Lines of data
========================================

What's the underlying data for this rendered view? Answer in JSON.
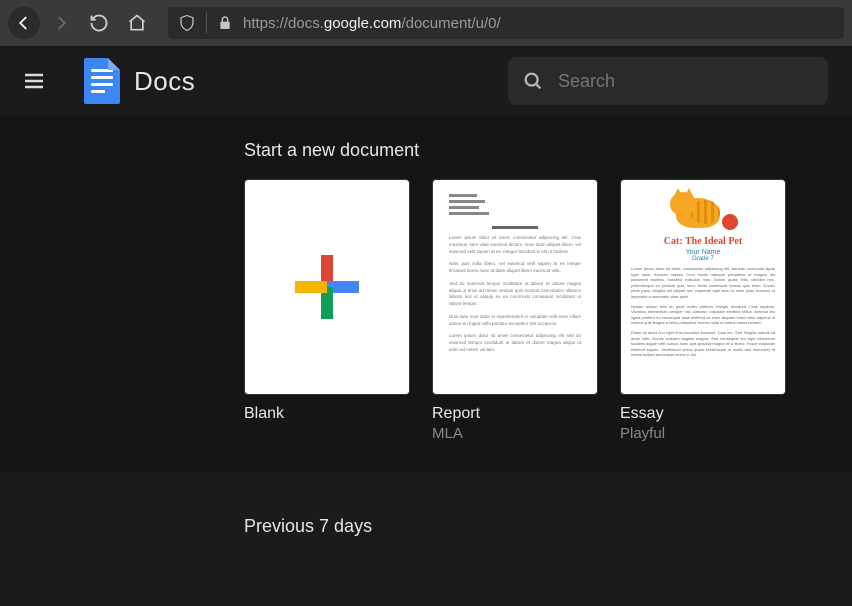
{
  "browser": {
    "url_prefix": "https://docs.",
    "url_domain": "google.com",
    "url_path": "/document/u/0/"
  },
  "header": {
    "app_title": "Docs",
    "search_placeholder": "Search"
  },
  "templates": {
    "section_label": "Start a new document",
    "items": [
      {
        "title": "Blank",
        "subtitle": ""
      },
      {
        "title": "Report",
        "subtitle": "MLA"
      },
      {
        "title": "Essay",
        "subtitle": "Playful"
      }
    ]
  },
  "essay_preview": {
    "title": "Cat: The Ideal Pet",
    "name": "Your Name",
    "grade": "Grade 7"
  },
  "recent": {
    "label": "Previous 7 days"
  }
}
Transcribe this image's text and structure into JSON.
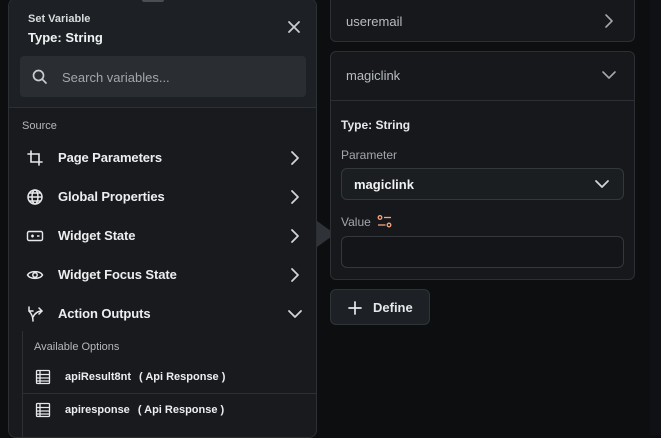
{
  "popup": {
    "title": "Set Variable",
    "type_label": "Type: String",
    "search_placeholder": "Search variables...",
    "source_label": "Source",
    "sources": [
      {
        "label": "Page Parameters",
        "icon": "page-parameters-icon",
        "expanded": false
      },
      {
        "label": "Global Properties",
        "icon": "globe-icon",
        "expanded": false
      },
      {
        "label": "Widget State",
        "icon": "widget-state-icon",
        "expanded": false
      },
      {
        "label": "Widget Focus State",
        "icon": "eye-icon",
        "expanded": false
      },
      {
        "label": "Action Outputs",
        "icon": "action-outputs-icon",
        "expanded": true
      }
    ],
    "available_label": "Available Options",
    "options": [
      {
        "name": "apiResult8nt",
        "kind": "( Api Response )"
      },
      {
        "name": "apiresponse",
        "kind": "( Api Response )"
      }
    ]
  },
  "panel": {
    "field_one": "useremail",
    "field_two": "magiclink",
    "type_text": "Type: String",
    "parameter_label": "Parameter",
    "parameter_value": "magiclink",
    "value_label": "Value",
    "define_label": "Define"
  },
  "colors": {
    "accent": "#f5a37b",
    "background": "#0d0e10",
    "surface": "#181a1d"
  }
}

========================================

= GOAL OF THE EXERCISE =
Lines holding the word "subtitle" in the entries above are the ones to pull out. Copy them all.

= SOLUTION FOR THIS EXERCISE =
        "subtitle": ""
        "subtitle": "MLA"
        "subtitle": "Playful"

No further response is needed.